What you should do: Copy out all lines that hold "Month".
__________________________________________________
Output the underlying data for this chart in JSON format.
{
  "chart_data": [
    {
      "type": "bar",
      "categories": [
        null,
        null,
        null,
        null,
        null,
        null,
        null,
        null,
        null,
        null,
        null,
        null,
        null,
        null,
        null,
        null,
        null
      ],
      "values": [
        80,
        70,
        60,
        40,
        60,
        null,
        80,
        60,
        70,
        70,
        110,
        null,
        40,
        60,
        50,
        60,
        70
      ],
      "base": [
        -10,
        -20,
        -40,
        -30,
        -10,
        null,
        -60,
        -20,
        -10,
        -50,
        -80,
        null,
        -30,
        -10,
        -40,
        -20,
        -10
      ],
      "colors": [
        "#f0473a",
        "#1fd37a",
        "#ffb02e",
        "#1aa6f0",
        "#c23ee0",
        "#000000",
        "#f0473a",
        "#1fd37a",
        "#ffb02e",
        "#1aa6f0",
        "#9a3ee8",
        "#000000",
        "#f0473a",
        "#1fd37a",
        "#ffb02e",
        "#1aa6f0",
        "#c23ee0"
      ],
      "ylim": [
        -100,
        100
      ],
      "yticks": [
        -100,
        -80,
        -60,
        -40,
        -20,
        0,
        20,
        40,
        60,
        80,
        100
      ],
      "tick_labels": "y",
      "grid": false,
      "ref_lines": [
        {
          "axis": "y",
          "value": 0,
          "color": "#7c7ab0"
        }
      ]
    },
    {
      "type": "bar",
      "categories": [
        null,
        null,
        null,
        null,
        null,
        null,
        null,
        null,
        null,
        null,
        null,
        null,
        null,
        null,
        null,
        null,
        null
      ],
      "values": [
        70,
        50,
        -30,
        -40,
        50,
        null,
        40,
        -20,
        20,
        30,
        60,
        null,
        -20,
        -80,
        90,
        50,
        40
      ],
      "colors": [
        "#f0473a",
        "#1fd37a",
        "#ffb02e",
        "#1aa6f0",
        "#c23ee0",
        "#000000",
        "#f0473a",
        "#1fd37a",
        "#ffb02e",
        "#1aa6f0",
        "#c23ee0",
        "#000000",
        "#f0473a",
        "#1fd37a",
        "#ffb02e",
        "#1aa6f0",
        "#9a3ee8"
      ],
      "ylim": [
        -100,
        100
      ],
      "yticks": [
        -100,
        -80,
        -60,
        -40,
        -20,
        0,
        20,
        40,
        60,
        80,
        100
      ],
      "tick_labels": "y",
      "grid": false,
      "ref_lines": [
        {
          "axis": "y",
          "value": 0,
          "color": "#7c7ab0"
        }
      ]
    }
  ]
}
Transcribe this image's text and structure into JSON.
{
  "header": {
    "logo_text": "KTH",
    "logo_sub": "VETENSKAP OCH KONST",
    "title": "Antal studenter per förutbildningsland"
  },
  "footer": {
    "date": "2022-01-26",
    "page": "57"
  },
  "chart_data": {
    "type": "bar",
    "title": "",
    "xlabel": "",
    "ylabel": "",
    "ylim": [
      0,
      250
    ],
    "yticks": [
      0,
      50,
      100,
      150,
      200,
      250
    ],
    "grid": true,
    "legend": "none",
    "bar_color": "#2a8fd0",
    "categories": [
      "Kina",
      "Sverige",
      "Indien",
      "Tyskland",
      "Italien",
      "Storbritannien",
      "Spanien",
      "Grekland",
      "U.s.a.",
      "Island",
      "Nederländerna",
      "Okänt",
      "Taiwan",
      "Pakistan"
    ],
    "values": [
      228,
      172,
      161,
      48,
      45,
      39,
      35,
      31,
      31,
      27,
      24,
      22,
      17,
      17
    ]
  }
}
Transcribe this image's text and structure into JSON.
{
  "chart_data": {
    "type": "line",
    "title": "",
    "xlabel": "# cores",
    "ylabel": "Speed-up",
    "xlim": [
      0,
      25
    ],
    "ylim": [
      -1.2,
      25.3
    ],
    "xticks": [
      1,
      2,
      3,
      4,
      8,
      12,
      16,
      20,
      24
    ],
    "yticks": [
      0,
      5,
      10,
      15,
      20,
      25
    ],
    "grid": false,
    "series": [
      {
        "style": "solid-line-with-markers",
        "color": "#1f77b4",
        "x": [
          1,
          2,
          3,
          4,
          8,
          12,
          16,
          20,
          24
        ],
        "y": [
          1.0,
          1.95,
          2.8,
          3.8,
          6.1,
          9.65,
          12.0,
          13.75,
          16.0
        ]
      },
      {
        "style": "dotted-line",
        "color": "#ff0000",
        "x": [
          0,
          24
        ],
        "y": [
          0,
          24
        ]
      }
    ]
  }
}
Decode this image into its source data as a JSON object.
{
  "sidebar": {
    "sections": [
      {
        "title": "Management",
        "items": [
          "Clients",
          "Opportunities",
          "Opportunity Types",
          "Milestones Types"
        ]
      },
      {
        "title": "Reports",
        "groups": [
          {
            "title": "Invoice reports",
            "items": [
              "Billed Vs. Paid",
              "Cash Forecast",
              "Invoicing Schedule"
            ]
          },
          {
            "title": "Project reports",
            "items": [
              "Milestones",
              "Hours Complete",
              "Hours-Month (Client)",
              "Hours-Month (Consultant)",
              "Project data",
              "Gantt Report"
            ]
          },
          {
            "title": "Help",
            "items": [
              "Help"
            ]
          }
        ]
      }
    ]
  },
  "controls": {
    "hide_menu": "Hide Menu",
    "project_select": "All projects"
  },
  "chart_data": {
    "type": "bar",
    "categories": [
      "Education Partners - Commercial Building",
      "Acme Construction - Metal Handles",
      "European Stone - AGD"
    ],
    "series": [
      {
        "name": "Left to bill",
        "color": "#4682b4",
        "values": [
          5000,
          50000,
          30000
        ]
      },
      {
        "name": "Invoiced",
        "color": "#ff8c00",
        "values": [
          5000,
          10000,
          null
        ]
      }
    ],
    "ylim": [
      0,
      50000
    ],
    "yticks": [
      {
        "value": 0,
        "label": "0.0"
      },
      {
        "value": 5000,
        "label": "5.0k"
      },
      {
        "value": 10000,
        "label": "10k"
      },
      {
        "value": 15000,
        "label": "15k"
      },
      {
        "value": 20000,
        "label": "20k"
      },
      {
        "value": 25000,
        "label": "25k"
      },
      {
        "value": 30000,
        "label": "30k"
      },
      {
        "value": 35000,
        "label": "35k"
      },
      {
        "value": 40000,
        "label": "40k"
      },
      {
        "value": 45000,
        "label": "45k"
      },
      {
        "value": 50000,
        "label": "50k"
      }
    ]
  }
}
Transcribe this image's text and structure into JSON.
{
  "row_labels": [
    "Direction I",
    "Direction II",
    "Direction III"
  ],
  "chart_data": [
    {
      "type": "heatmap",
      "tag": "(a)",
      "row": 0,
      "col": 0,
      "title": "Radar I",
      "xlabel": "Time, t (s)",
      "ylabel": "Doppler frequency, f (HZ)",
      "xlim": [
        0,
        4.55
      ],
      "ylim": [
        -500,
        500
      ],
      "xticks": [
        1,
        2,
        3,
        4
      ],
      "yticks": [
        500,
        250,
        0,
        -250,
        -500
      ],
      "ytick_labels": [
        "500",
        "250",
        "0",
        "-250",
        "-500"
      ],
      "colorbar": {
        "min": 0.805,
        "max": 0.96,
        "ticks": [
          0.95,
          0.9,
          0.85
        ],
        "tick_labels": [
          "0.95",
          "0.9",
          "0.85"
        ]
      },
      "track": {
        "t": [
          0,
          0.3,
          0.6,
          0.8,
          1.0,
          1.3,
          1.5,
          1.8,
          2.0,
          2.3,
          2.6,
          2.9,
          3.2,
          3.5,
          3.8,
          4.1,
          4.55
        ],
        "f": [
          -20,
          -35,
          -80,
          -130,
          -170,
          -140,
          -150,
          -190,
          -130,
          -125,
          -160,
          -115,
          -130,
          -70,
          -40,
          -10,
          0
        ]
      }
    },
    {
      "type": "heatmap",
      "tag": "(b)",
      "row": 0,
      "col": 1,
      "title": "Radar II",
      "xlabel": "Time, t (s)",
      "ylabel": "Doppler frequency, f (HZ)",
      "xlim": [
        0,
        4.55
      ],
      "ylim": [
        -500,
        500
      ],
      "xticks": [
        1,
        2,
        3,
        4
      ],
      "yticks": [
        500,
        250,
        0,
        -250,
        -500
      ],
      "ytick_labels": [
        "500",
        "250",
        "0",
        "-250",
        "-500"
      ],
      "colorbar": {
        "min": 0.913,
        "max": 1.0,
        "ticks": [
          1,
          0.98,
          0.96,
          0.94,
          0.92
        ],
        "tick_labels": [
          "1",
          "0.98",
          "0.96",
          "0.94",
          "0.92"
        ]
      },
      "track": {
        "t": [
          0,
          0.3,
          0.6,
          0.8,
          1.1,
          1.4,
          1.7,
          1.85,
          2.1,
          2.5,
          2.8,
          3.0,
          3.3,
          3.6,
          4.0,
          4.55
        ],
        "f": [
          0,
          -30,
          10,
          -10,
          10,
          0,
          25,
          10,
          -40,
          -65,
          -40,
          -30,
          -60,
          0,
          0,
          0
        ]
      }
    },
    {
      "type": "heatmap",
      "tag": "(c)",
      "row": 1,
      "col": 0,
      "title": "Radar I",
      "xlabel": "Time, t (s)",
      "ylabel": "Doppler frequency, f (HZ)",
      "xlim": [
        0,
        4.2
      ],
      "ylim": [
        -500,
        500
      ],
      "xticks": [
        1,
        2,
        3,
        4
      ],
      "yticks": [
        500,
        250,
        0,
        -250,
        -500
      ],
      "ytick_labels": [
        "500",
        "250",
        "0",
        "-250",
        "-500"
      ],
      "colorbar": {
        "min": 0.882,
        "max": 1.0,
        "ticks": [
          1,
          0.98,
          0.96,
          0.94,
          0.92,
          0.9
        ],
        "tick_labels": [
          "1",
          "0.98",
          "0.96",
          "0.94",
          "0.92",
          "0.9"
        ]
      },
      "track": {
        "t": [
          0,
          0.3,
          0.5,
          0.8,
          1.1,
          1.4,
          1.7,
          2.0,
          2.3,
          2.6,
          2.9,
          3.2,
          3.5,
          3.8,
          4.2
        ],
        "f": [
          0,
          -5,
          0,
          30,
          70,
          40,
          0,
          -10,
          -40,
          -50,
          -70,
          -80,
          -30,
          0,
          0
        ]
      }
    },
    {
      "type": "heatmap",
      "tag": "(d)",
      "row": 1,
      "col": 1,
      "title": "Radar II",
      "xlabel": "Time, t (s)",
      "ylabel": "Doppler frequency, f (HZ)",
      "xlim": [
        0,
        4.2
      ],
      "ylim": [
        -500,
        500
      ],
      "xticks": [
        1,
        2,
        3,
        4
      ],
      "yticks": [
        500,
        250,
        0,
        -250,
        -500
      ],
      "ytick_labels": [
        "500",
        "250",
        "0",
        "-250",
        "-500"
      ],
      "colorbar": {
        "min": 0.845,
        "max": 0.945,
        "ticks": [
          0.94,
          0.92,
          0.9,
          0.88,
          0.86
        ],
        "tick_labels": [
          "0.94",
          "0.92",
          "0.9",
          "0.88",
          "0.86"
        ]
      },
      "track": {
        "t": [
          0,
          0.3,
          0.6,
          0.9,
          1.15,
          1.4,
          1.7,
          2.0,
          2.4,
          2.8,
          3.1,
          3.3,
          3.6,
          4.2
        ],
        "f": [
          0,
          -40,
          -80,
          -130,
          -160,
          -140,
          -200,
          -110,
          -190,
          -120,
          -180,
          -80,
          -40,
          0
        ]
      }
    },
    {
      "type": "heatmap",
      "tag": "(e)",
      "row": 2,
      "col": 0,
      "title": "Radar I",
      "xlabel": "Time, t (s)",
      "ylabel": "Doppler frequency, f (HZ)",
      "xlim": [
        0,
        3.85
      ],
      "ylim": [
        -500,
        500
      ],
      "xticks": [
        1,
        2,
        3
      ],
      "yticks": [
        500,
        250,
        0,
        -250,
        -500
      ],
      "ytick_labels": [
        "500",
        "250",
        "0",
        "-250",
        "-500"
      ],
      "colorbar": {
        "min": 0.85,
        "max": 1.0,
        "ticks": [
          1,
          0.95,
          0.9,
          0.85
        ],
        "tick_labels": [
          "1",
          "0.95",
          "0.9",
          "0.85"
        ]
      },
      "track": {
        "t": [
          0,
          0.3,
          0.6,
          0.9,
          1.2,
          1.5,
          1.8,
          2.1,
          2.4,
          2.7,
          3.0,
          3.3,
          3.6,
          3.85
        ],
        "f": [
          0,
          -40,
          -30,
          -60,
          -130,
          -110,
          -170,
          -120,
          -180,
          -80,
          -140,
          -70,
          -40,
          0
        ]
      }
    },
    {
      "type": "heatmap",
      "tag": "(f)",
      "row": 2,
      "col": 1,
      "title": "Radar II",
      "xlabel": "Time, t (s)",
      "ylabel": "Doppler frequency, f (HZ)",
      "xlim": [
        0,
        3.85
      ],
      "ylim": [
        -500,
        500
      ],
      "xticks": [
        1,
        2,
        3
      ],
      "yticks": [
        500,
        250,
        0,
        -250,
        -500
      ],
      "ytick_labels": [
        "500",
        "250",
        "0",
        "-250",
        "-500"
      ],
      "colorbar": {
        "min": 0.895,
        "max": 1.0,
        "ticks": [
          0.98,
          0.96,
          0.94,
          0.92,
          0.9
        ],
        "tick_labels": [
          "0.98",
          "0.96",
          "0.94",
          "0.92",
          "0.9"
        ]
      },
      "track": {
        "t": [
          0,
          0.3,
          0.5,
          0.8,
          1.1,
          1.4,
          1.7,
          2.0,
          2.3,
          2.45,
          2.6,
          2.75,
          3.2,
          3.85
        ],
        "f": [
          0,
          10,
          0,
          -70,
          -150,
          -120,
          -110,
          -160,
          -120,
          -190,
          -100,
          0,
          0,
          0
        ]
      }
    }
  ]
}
__________________________________________________
Correct result:
              "Hours-Month (Client)",
              "Hours-Month (Consultant)",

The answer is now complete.